◆ Given records
########

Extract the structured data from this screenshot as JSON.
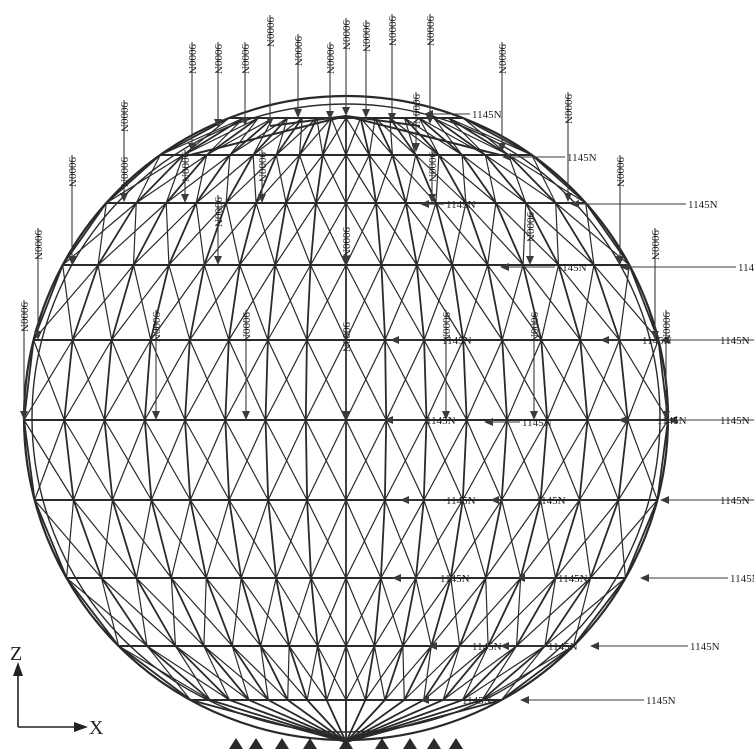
{
  "diagram": {
    "vertical_load_label": "9000N",
    "horizontal_load_label": "1145N",
    "axes": {
      "z_label": "Z",
      "x_label": "X"
    },
    "colors": {
      "member": "#2a2a2a",
      "load": "#3a3a3a",
      "background": "#ffffff"
    }
  }
}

########

◆ The task
Every line above should be returned word for word, with the pictures left behind.

◆ Response to this task
Extract the structured data from this screenshot as JSON.
{
  "diagram": {
    "vertical_load_label": "9000N",
    "horizontal_load_label": "1145N",
    "axes": {
      "z_label": "Z",
      "x_label": "X"
    },
    "colors": {
      "member": "#2a2a2a",
      "load": "#3a3a3a",
      "background": "#ffffff"
    }
  }
}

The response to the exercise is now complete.